Work to complete >>
Reproduce the lines of the records verbatim, starting at the line that contains "what elements are" and ending at the line that contains "bell-icon[interactable] — [948, 62, 974, 88]", both included.

Entries shown >>
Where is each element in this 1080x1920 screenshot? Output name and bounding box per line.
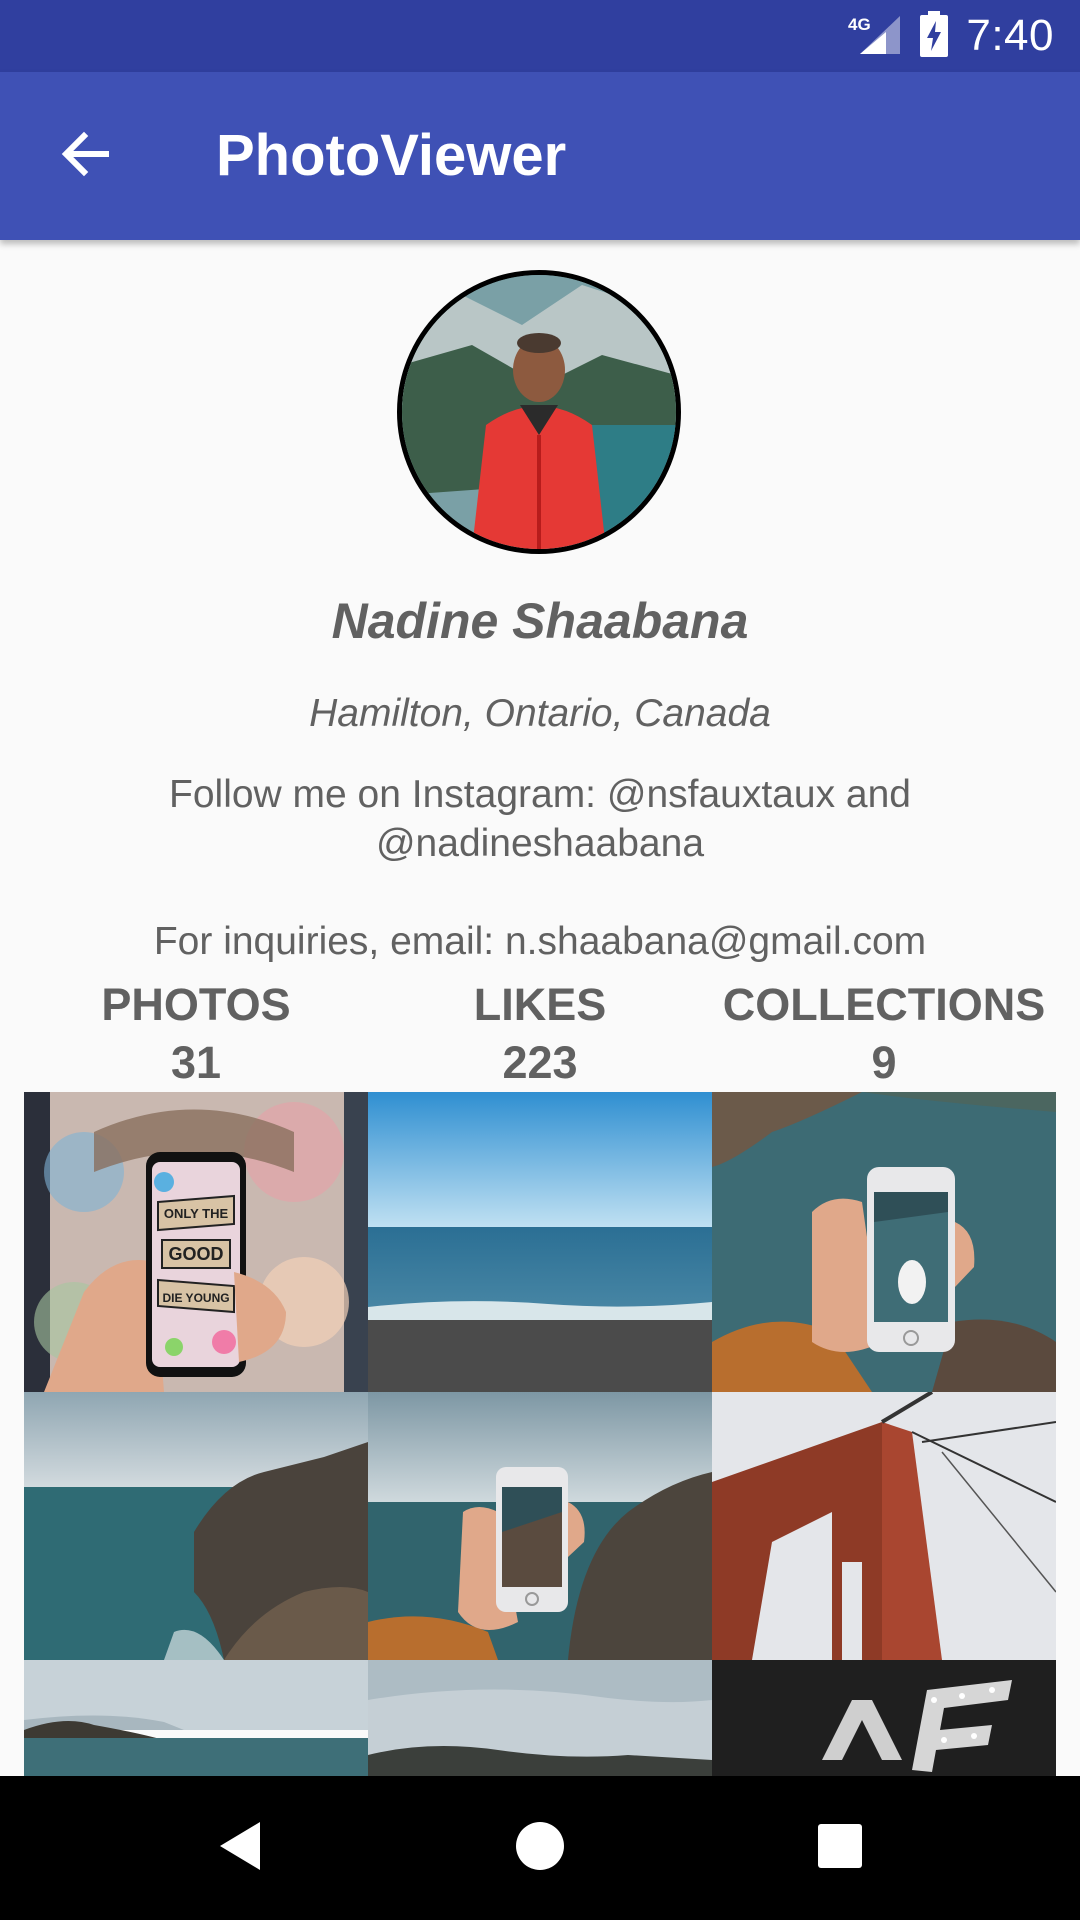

--

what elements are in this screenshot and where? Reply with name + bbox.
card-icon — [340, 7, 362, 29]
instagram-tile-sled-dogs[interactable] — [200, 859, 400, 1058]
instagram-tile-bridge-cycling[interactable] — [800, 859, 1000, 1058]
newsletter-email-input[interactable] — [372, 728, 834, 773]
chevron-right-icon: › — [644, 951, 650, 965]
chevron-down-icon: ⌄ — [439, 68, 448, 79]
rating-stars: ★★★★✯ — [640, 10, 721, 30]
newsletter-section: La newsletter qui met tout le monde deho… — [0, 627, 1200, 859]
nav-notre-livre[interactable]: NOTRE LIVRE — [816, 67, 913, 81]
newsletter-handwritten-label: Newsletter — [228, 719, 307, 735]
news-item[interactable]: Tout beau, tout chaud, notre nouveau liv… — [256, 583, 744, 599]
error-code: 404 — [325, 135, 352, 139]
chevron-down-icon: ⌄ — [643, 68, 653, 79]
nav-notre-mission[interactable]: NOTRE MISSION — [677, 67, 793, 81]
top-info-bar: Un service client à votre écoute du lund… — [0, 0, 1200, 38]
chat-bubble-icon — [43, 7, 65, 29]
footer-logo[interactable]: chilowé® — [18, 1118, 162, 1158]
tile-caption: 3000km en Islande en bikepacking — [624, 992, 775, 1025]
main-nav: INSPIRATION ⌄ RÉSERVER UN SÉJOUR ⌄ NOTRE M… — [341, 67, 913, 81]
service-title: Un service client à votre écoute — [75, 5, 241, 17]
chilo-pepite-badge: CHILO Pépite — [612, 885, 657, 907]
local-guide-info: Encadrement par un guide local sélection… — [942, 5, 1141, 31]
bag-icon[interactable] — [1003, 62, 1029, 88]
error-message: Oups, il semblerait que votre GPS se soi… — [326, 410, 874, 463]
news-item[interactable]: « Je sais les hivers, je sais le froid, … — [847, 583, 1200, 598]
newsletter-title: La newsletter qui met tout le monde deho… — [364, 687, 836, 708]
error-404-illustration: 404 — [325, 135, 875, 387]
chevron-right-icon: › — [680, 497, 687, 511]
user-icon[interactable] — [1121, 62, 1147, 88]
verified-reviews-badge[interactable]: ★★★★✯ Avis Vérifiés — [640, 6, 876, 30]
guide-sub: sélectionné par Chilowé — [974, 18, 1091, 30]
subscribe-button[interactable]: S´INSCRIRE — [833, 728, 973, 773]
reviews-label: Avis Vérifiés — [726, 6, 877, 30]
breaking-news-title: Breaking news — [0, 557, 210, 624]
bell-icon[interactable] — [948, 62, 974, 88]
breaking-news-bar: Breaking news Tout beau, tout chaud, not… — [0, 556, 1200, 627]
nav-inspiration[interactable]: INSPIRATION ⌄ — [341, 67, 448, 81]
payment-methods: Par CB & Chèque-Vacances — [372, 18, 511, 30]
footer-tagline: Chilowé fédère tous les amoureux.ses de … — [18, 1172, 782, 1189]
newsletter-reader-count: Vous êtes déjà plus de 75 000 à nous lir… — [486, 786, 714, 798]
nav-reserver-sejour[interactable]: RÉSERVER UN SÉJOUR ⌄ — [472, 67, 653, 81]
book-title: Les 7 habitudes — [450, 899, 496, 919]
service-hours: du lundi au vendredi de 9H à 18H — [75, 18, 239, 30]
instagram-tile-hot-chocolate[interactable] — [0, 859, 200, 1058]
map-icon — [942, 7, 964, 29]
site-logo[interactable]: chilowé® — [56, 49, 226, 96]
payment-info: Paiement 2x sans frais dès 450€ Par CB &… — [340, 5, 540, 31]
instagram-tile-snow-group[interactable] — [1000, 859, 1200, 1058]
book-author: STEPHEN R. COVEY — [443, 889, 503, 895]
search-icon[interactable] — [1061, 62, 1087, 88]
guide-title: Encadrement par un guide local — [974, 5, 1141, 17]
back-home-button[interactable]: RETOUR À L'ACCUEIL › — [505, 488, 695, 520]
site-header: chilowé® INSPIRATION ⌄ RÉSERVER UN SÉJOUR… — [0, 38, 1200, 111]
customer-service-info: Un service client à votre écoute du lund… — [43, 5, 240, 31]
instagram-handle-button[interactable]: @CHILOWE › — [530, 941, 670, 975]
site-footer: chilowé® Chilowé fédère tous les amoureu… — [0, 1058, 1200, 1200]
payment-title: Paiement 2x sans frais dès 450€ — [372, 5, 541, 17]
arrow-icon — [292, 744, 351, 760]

Solved exercise >>
what elements are in this screenshot and where? Reply with name + bbox.
card-icon — [340, 7, 362, 29]
instagram-tile-sled-dogs[interactable] — [200, 859, 400, 1058]
instagram-tile-bridge-cycling[interactable] — [800, 859, 1000, 1058]
newsletter-email-input[interactable] — [372, 728, 834, 773]
chevron-right-icon: › — [644, 951, 650, 965]
chevron-down-icon: ⌄ — [439, 68, 448, 79]
rating-stars: ★★★★✯ — [640, 10, 721, 30]
newsletter-section: La newsletter qui met tout le monde deho… — [0, 627, 1200, 859]
nav-notre-livre[interactable]: NOTRE LIVRE — [816, 67, 913, 81]
newsletter-handwritten-label: Newsletter — [228, 719, 307, 735]
news-item[interactable]: Tout beau, tout chaud, notre nouveau liv… — [256, 583, 744, 599]
error-code: 404 — [325, 135, 352, 139]
chevron-down-icon: ⌄ — [643, 68, 653, 79]
nav-notre-mission[interactable]: NOTRE MISSION — [677, 67, 793, 81]
top-info-bar: Un service client à votre écoute du lund… — [0, 0, 1200, 38]
chat-bubble-icon — [43, 7, 65, 29]
footer-logo[interactable]: chilowé® — [18, 1118, 162, 1158]
tile-caption: 3000km en Islande en bikepacking — [624, 992, 775, 1025]
main-nav: INSPIRATION ⌄ RÉSERVER UN SÉJOUR ⌄ NOTRE M… — [341, 67, 913, 81]
service-title: Un service client à votre écoute — [75, 5, 241, 17]
chilo-pepite-badge: CHILO Pépite — [612, 885, 657, 907]
local-guide-info: Encadrement par un guide local sélection… — [942, 5, 1141, 31]
bag-icon[interactable] — [1003, 62, 1029, 88]
error-message: Oups, il semblerait que votre GPS se soi… — [326, 410, 874, 463]
news-item[interactable]: « Je sais les hivers, je sais le froid, … — [847, 583, 1200, 598]
newsletter-title: La newsletter qui met tout le monde deho… — [364, 687, 836, 708]
error-404-illustration: 404 — [325, 135, 875, 387]
chevron-right-icon: › — [680, 497, 687, 511]
user-icon[interactable] — [1121, 62, 1147, 88]
verified-reviews-badge[interactable]: ★★★★✯ Avis Vérifiés — [640, 6, 876, 30]
guide-sub: sélectionné par Chilowé — [974, 18, 1091, 30]
subscribe-button[interactable]: S´INSCRIRE — [833, 728, 973, 773]
reviews-label: Avis Vérifiés — [726, 6, 877, 30]
breaking-news-title: Breaking news — [0, 557, 210, 624]
bell-icon[interactable] — [948, 62, 974, 88]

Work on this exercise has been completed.